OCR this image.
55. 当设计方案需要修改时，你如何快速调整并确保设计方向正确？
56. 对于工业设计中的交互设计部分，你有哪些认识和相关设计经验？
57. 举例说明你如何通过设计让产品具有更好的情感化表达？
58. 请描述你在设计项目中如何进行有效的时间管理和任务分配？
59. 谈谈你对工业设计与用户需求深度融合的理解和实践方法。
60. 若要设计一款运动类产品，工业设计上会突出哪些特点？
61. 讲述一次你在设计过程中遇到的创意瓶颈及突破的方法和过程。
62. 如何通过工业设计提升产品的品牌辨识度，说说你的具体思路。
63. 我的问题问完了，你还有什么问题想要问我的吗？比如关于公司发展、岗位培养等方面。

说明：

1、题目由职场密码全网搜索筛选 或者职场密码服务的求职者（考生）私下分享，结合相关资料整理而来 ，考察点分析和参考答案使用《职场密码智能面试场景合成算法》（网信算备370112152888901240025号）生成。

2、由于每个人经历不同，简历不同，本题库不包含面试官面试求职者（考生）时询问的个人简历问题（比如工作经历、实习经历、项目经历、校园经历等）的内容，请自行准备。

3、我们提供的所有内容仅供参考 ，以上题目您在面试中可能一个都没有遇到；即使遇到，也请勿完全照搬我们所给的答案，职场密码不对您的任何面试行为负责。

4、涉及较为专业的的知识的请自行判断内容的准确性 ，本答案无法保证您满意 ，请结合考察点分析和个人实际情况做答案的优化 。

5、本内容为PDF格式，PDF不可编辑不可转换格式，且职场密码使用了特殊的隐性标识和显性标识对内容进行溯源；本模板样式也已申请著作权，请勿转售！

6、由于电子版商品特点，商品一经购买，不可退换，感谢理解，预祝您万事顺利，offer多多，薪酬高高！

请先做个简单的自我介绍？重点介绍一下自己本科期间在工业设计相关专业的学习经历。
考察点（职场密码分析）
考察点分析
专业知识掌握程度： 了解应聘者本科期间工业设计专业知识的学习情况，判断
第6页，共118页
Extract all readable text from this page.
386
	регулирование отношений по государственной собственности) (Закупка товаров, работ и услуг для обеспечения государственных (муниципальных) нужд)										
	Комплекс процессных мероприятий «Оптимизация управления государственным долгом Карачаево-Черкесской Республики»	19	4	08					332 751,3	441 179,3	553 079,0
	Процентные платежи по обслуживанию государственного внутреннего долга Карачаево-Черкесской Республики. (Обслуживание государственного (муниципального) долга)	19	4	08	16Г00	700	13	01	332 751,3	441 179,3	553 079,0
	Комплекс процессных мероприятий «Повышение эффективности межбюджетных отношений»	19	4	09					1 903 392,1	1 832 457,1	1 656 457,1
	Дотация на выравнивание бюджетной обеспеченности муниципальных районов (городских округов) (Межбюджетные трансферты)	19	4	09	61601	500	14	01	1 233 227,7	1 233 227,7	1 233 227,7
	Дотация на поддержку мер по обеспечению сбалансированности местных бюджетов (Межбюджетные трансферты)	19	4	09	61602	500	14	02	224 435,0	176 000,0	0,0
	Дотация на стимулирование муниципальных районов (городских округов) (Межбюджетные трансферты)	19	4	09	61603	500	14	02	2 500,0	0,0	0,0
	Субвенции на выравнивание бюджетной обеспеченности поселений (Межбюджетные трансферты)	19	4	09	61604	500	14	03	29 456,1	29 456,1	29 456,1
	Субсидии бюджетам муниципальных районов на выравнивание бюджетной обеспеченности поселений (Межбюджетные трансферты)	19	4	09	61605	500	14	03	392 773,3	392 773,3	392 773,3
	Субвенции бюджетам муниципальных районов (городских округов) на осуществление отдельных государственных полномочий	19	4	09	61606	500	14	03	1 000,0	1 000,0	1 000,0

#### Given exercise
Search the entries for the word "выравнивание", then list each line that holds it.

#### Solution to this exercise
	Дотация на выравнивание бюджетной обеспеченности муниципальных районов (городских округов) (Межбюджетные трансферты)	19	4	09	61601	500	14	01	1 233 227,7	1 233 227,7	1 233 227,7
	Субвенции на выравнивание бюджетной обеспеченности поселений (Межбюджетные трансферты)	19	4	09	61604	500	14	03	29 456,1	29 456,1	29 456,1
	Субсидии бюджетам муниципальных районов на выравнивание бюджетной обеспеченности поселений (Межбюджетные трансферты)	19	4	09	61605	500	14	03	392 773,3	392 773,3	392 773,3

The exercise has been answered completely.